» Aim of the exercise:
From the listing below, tally the lines that include "Architecture". Return only the total.

::: Entries shown

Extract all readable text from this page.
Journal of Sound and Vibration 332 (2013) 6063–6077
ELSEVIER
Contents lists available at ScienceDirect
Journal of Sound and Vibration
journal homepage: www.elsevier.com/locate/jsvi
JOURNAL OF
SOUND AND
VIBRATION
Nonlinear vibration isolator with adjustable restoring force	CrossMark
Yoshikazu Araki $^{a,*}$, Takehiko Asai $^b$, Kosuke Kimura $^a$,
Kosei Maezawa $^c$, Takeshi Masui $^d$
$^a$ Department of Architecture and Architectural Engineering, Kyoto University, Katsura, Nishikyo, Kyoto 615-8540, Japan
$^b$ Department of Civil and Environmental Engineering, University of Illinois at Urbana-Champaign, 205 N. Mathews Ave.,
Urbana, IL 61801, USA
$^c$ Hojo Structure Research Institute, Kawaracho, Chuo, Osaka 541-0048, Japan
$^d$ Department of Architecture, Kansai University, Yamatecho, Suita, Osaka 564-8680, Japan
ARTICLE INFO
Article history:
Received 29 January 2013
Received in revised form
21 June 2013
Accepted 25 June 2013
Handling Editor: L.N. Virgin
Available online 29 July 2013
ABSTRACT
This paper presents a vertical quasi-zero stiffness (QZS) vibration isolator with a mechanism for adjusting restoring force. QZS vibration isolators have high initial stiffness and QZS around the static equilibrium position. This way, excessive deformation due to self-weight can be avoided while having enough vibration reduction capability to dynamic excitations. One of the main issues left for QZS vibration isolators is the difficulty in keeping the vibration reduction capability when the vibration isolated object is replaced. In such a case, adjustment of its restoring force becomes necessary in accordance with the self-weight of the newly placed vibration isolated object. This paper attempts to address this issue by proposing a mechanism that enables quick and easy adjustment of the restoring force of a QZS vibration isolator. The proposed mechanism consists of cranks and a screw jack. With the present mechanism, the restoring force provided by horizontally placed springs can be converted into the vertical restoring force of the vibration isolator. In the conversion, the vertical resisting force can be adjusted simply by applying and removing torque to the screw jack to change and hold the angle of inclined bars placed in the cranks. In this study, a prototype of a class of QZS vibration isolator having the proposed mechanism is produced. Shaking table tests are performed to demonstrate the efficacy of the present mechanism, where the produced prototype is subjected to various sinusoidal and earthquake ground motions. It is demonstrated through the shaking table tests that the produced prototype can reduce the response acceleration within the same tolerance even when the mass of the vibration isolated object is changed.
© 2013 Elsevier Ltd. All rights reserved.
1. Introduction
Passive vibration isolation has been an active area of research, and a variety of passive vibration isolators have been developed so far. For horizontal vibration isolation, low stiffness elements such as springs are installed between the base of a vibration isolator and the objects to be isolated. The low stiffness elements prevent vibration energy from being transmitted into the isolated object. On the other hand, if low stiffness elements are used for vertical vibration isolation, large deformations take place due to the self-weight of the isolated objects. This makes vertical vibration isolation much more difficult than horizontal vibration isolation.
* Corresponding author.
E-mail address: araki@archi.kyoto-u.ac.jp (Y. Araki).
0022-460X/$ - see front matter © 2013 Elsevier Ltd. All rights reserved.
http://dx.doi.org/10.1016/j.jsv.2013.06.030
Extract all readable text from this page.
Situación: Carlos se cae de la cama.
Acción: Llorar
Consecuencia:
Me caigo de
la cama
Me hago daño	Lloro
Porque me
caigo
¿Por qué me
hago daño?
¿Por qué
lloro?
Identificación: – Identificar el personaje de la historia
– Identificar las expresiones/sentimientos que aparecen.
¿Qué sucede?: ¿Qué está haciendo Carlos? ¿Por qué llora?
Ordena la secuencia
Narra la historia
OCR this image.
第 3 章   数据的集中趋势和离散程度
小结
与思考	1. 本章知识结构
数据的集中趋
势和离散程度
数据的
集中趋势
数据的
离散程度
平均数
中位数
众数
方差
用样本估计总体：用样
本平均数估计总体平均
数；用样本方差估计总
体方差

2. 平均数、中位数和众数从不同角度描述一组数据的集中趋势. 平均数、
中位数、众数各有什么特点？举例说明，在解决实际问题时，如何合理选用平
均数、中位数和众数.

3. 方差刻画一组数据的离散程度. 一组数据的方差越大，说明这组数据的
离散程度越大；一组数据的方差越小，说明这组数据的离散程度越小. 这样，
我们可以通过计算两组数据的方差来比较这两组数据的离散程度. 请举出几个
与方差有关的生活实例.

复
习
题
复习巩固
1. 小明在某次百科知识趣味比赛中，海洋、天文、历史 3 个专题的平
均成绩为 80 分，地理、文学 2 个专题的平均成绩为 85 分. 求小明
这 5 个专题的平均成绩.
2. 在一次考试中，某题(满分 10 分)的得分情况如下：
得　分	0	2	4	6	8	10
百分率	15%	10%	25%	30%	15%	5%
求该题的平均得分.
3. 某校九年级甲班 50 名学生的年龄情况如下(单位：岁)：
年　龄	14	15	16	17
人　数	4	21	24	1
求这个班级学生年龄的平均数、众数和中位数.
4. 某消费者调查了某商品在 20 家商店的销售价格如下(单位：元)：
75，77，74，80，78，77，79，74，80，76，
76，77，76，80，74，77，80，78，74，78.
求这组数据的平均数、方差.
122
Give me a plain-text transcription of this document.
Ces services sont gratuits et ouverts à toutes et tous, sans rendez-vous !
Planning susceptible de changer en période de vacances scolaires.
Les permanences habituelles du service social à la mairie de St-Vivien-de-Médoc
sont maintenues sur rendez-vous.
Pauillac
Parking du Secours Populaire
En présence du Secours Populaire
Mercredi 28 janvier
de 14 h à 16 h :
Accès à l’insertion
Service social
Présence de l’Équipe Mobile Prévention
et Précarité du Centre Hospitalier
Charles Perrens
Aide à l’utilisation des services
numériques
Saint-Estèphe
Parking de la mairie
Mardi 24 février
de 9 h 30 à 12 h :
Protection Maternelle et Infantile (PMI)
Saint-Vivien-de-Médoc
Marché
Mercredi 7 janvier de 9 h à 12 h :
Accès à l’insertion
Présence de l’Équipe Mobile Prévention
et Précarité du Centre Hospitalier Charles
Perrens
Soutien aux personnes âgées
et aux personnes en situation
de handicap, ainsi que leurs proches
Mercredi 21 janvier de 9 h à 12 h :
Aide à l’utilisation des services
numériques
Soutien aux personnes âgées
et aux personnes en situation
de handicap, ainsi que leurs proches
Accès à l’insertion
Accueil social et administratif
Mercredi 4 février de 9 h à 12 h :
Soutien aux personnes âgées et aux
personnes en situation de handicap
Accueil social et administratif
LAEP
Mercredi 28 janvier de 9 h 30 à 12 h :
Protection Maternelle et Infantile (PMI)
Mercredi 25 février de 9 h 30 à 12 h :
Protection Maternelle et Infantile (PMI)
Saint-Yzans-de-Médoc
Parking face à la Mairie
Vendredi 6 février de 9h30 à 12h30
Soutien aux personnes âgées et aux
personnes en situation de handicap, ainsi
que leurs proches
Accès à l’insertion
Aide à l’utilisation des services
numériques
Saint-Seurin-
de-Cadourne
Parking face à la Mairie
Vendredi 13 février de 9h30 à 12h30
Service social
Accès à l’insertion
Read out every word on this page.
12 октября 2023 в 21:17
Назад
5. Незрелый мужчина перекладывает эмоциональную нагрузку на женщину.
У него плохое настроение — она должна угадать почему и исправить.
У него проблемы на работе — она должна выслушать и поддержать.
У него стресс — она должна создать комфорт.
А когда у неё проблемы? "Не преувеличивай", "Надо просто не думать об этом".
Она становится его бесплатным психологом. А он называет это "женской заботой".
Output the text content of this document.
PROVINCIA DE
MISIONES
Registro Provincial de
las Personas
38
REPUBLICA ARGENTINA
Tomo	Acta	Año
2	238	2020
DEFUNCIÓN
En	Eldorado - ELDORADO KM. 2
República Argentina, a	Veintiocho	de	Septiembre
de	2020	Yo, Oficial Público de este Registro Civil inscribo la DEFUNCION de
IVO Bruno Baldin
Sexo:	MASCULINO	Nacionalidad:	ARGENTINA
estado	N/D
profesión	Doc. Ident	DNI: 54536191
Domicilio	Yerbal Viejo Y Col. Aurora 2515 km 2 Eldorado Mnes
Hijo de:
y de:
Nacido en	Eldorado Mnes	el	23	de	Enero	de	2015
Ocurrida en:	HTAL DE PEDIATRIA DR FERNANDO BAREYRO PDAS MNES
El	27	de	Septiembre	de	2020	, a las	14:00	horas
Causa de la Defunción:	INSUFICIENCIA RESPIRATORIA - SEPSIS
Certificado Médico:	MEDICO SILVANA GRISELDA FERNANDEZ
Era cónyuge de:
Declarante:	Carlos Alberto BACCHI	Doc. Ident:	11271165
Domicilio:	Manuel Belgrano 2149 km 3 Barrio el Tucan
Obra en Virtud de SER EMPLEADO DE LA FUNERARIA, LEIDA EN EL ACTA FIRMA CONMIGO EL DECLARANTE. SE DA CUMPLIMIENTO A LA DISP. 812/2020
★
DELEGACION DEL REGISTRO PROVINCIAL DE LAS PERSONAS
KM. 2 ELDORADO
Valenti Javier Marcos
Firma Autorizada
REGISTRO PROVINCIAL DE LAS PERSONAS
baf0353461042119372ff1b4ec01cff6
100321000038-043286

::::::

» Completed task:
2